---------- Records for this task

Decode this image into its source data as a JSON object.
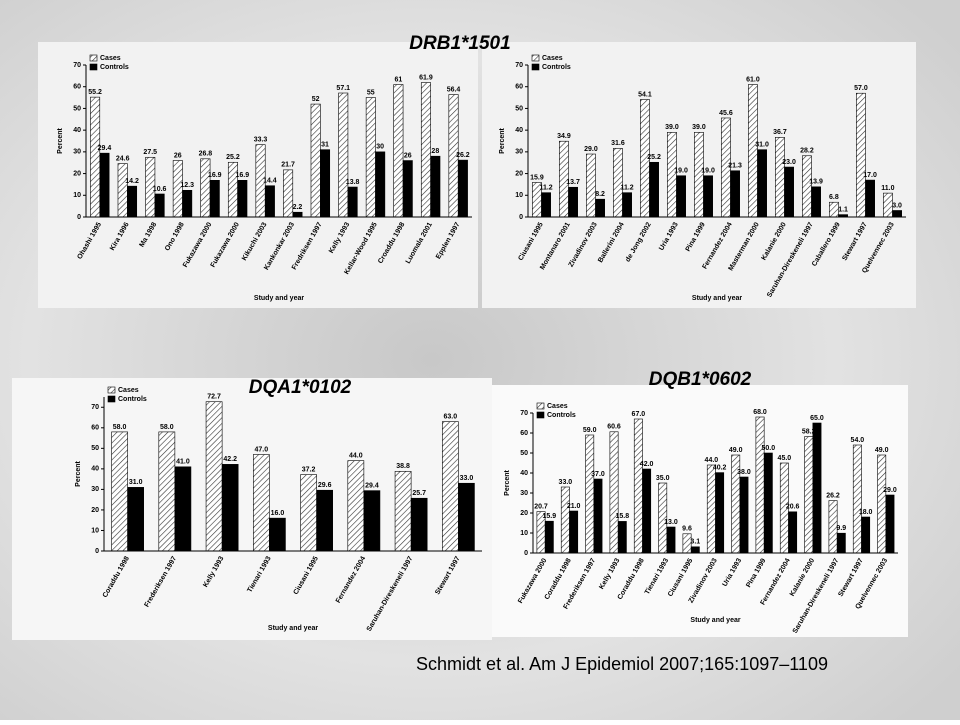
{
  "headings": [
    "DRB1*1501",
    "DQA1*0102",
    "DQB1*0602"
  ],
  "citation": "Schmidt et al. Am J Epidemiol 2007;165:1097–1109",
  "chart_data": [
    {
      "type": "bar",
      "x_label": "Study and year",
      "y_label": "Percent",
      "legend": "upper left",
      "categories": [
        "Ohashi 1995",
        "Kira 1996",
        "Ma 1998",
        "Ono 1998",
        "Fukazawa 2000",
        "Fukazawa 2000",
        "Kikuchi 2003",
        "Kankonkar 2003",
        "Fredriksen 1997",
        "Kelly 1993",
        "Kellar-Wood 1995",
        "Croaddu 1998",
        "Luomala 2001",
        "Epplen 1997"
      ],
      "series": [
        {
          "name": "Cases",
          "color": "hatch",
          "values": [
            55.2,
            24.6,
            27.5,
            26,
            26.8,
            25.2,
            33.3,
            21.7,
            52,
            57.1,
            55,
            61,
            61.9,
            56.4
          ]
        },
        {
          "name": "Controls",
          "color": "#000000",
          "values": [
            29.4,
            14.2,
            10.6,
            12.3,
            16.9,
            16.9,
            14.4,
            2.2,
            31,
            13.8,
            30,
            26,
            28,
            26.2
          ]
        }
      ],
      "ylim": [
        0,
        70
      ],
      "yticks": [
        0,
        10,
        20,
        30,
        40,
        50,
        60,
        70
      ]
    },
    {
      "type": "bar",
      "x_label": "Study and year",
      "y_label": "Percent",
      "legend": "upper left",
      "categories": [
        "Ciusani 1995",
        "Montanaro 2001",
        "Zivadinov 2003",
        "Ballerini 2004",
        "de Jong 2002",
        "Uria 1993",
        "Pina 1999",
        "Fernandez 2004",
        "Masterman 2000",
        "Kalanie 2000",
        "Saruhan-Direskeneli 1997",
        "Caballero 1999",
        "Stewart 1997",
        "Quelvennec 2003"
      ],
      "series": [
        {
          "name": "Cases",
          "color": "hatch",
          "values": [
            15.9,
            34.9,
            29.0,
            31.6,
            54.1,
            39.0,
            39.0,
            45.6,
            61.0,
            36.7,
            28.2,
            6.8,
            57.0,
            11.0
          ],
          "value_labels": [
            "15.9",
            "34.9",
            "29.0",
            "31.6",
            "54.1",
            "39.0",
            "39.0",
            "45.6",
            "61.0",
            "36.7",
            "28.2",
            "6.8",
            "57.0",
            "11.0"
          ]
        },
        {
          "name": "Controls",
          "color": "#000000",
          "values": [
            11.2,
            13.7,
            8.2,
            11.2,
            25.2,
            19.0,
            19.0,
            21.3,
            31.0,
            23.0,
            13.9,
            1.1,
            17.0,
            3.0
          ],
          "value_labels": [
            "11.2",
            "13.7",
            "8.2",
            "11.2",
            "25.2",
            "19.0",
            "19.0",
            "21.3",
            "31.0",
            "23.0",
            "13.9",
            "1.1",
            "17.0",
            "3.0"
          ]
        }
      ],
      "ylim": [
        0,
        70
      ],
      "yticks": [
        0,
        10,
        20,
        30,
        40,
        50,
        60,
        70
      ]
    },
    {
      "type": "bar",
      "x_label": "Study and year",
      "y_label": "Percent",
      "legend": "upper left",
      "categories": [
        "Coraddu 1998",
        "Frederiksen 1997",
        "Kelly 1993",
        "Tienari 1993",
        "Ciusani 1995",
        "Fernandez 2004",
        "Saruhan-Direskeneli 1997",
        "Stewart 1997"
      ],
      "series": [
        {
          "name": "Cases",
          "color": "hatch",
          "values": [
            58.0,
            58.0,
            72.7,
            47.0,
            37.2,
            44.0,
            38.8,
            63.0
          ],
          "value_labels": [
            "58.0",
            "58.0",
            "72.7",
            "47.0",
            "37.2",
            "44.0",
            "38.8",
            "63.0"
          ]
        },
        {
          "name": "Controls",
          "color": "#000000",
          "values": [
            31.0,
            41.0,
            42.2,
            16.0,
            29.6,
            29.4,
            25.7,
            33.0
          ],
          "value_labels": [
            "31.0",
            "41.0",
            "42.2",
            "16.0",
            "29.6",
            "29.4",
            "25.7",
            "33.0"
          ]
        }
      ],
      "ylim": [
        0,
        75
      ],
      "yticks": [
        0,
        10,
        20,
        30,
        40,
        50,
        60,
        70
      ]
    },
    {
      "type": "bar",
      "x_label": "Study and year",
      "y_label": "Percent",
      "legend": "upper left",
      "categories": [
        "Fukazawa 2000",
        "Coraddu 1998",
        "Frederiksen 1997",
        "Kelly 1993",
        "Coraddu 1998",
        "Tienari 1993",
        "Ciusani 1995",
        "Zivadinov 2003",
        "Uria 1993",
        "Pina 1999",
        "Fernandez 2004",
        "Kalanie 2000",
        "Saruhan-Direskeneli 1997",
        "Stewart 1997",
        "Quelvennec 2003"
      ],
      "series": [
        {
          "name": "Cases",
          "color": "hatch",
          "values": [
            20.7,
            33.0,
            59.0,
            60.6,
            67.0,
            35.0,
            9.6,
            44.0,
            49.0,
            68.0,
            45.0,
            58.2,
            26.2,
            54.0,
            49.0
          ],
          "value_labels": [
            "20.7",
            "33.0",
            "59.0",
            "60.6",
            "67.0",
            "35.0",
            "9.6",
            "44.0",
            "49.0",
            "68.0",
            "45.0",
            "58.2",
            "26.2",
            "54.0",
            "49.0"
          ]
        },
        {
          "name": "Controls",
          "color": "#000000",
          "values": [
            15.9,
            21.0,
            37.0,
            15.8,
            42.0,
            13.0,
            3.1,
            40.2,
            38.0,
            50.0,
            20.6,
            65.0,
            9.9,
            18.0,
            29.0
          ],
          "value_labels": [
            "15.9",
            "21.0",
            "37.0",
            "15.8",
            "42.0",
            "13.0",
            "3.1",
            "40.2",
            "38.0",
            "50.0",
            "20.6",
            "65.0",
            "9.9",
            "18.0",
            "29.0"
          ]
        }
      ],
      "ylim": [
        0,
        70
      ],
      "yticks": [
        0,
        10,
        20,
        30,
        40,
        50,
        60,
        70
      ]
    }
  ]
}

--------------------

■ **Aim of the task**
Pictures are excluded; copy all other data exactly as shown.

■ **Solution**
Decode this image into its source data as a JSON object.
{
  "headings": [
    "DRB1*1501",
    "DQA1*0102",
    "DQB1*0602"
  ],
  "citation": "Schmidt et al. Am J Epidemiol 2007;165:1097–1109",
  "chart_data": [
    {
      "type": "bar",
      "x_label": "Study and year",
      "y_label": "Percent",
      "legend": "upper left",
      "categories": [
        "Ohashi 1995",
        "Kira 1996",
        "Ma 1998",
        "Ono 1998",
        "Fukazawa 2000",
        "Fukazawa 2000",
        "Kikuchi 2003",
        "Kankonkar 2003",
        "Fredriksen 1997",
        "Kelly 1993",
        "Kellar-Wood 1995",
        "Croaddu 1998",
        "Luomala 2001",
        "Epplen 1997"
      ],
      "series": [
        {
          "name": "Cases",
          "color": "hatch",
          "values": [
            55.2,
            24.6,
            27.5,
            26,
            26.8,
            25.2,
            33.3,
            21.7,
            52,
            57.1,
            55,
            61,
            61.9,
            56.4
          ]
        },
        {
          "name": "Controls",
          "color": "#000000",
          "values": [
            29.4,
            14.2,
            10.6,
            12.3,
            16.9,
            16.9,
            14.4,
            2.2,
            31,
            13.8,
            30,
            26,
            28,
            26.2
          ]
        }
      ],
      "ylim": [
        0,
        70
      ],
      "yticks": [
        0,
        10,
        20,
        30,
        40,
        50,
        60,
        70
      ]
    },
    {
      "type": "bar",
      "x_label": "Study and year",
      "y_label": "Percent",
      "legend": "upper left",
      "categories": [
        "Ciusani 1995",
        "Montanaro 2001",
        "Zivadinov 2003",
        "Ballerini 2004",
        "de Jong 2002",
        "Uria 1993",
        "Pina 1999",
        "Fernandez 2004",
        "Masterman 2000",
        "Kalanie 2000",
        "Saruhan-Direskeneli 1997",
        "Caballero 1999",
        "Stewart 1997",
        "Quelvennec 2003"
      ],
      "series": [
        {
          "name": "Cases",
          "color": "hatch",
          "values": [
            15.9,
            34.9,
            29.0,
            31.6,
            54.1,
            39.0,
            39.0,
            45.6,
            61.0,
            36.7,
            28.2,
            6.8,
            57.0,
            11.0
          ],
          "value_labels": [
            "15.9",
            "34.9",
            "29.0",
            "31.6",
            "54.1",
            "39.0",
            "39.0",
            "45.6",
            "61.0",
            "36.7",
            "28.2",
            "6.8",
            "57.0",
            "11.0"
          ]
        },
        {
          "name": "Controls",
          "color": "#000000",
          "values": [
            11.2,
            13.7,
            8.2,
            11.2,
            25.2,
            19.0,
            19.0,
            21.3,
            31.0,
            23.0,
            13.9,
            1.1,
            17.0,
            3.0
          ],
          "value_labels": [
            "11.2",
            "13.7",
            "8.2",
            "11.2",
            "25.2",
            "19.0",
            "19.0",
            "21.3",
            "31.0",
            "23.0",
            "13.9",
            "1.1",
            "17.0",
            "3.0"
          ]
        }
      ],
      "ylim": [
        0,
        70
      ],
      "yticks": [
        0,
        10,
        20,
        30,
        40,
        50,
        60,
        70
      ]
    },
    {
      "type": "bar",
      "x_label": "Study and year",
      "y_label": "Percent",
      "legend": "upper left",
      "categories": [
        "Coraddu 1998",
        "Frederiksen 1997",
        "Kelly 1993",
        "Tienari 1993",
        "Ciusani 1995",
        "Fernandez 2004",
        "Saruhan-Direskeneli 1997",
        "Stewart 1997"
      ],
      "series": [
        {
          "name": "Cases",
          "color": "hatch",
          "values": [
            58.0,
            58.0,
            72.7,
            47.0,
            37.2,
            44.0,
            38.8,
            63.0
          ],
          "value_labels": [
            "58.0",
            "58.0",
            "72.7",
            "47.0",
            "37.2",
            "44.0",
            "38.8",
            "63.0"
          ]
        },
        {
          "name": "Controls",
          "color": "#000000",
          "values": [
            31.0,
            41.0,
            42.2,
            16.0,
            29.6,
            29.4,
            25.7,
            33.0
          ],
          "value_labels": [
            "31.0",
            "41.0",
            "42.2",
            "16.0",
            "29.6",
            "29.4",
            "25.7",
            "33.0"
          ]
        }
      ],
      "ylim": [
        0,
        75
      ],
      "yticks": [
        0,
        10,
        20,
        30,
        40,
        50,
        60,
        70
      ]
    },
    {
      "type": "bar",
      "x_label": "Study and year",
      "y_label": "Percent",
      "legend": "upper left",
      "categories": [
        "Fukazawa 2000",
        "Coraddu 1998",
        "Frederiksen 1997",
        "Kelly 1993",
        "Coraddu 1998",
        "Tienari 1993",
        "Ciusani 1995",
        "Zivadinov 2003",
        "Uria 1993",
        "Pina 1999",
        "Fernandez 2004",
        "Kalanie 2000",
        "Saruhan-Direskeneli 1997",
        "Stewart 1997",
        "Quelvennec 2003"
      ],
      "series": [
        {
          "name": "Cases",
          "color": "hatch",
          "values": [
            20.7,
            33.0,
            59.0,
            60.6,
            67.0,
            35.0,
            9.6,
            44.0,
            49.0,
            68.0,
            45.0,
            58.2,
            26.2,
            54.0,
            49.0
          ],
          "value_labels": [
            "20.7",
            "33.0",
            "59.0",
            "60.6",
            "67.0",
            "35.0",
            "9.6",
            "44.0",
            "49.0",
            "68.0",
            "45.0",
            "58.2",
            "26.2",
            "54.0",
            "49.0"
          ]
        },
        {
          "name": "Controls",
          "color": "#000000",
          "values": [
            15.9,
            21.0,
            37.0,
            15.8,
            42.0,
            13.0,
            3.1,
            40.2,
            38.0,
            50.0,
            20.6,
            65.0,
            9.9,
            18.0,
            29.0
          ],
          "value_labels": [
            "15.9",
            "21.0",
            "37.0",
            "15.8",
            "42.0",
            "13.0",
            "3.1",
            "40.2",
            "38.0",
            "50.0",
            "20.6",
            "65.0",
            "9.9",
            "18.0",
            "29.0"
          ]
        }
      ],
      "ylim": [
        0,
        70
      ],
      "yticks": [
        0,
        10,
        20,
        30,
        40,
        50,
        60,
        70
      ]
    }
  ]
}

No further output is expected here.